▶ _Try it_
In the entries below, find each line bearing the string "which" and copy it.

——————————

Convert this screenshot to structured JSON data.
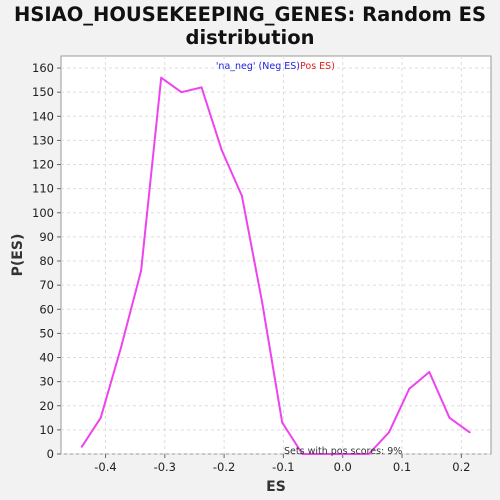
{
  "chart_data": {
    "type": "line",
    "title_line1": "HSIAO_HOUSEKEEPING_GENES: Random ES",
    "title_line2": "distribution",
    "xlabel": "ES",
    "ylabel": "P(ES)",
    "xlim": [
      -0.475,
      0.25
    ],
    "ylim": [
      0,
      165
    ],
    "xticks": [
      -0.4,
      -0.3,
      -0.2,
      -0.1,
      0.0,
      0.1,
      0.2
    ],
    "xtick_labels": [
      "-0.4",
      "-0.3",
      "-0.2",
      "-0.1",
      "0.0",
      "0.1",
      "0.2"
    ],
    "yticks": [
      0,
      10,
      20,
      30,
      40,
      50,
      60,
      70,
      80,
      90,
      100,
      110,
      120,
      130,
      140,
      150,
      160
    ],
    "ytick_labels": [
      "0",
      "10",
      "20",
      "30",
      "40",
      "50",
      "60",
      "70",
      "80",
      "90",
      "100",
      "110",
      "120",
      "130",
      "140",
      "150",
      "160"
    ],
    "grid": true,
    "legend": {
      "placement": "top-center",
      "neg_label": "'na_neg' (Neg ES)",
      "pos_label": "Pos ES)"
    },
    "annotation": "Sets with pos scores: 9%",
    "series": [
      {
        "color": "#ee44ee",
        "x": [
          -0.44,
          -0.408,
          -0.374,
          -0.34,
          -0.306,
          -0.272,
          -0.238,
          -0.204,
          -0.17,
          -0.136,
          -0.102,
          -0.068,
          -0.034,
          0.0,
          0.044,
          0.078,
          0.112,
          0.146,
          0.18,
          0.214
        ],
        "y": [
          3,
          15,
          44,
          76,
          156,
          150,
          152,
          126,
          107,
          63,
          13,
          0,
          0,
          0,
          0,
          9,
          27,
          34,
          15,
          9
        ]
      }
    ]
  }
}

——————————

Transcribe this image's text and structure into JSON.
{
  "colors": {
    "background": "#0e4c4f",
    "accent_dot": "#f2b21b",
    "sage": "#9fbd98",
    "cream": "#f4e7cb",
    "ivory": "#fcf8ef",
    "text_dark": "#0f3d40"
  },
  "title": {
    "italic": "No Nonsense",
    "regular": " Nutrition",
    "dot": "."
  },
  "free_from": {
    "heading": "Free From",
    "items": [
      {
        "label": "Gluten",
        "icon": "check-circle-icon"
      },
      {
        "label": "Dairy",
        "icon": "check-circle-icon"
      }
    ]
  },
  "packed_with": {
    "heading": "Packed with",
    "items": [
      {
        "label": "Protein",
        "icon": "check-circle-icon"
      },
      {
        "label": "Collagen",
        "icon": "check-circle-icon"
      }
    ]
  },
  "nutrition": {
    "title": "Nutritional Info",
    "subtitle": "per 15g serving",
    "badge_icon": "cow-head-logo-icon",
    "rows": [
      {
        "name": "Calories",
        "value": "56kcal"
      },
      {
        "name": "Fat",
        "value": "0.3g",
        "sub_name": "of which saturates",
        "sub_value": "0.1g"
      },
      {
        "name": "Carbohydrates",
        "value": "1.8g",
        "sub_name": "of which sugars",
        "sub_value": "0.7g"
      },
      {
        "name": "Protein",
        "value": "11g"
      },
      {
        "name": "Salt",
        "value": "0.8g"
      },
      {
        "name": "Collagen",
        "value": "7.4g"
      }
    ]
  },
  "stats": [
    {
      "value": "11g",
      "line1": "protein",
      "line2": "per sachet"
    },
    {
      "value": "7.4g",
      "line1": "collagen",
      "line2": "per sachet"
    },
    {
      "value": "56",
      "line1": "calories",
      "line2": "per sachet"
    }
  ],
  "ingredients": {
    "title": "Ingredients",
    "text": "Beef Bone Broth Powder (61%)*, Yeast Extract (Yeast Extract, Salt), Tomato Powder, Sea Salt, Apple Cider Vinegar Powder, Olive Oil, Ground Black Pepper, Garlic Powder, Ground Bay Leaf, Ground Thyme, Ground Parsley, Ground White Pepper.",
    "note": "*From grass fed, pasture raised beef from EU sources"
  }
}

——————————

▶ _Result_
        "sub_name": "of which saturates",
        "sub_name": "of which sugars",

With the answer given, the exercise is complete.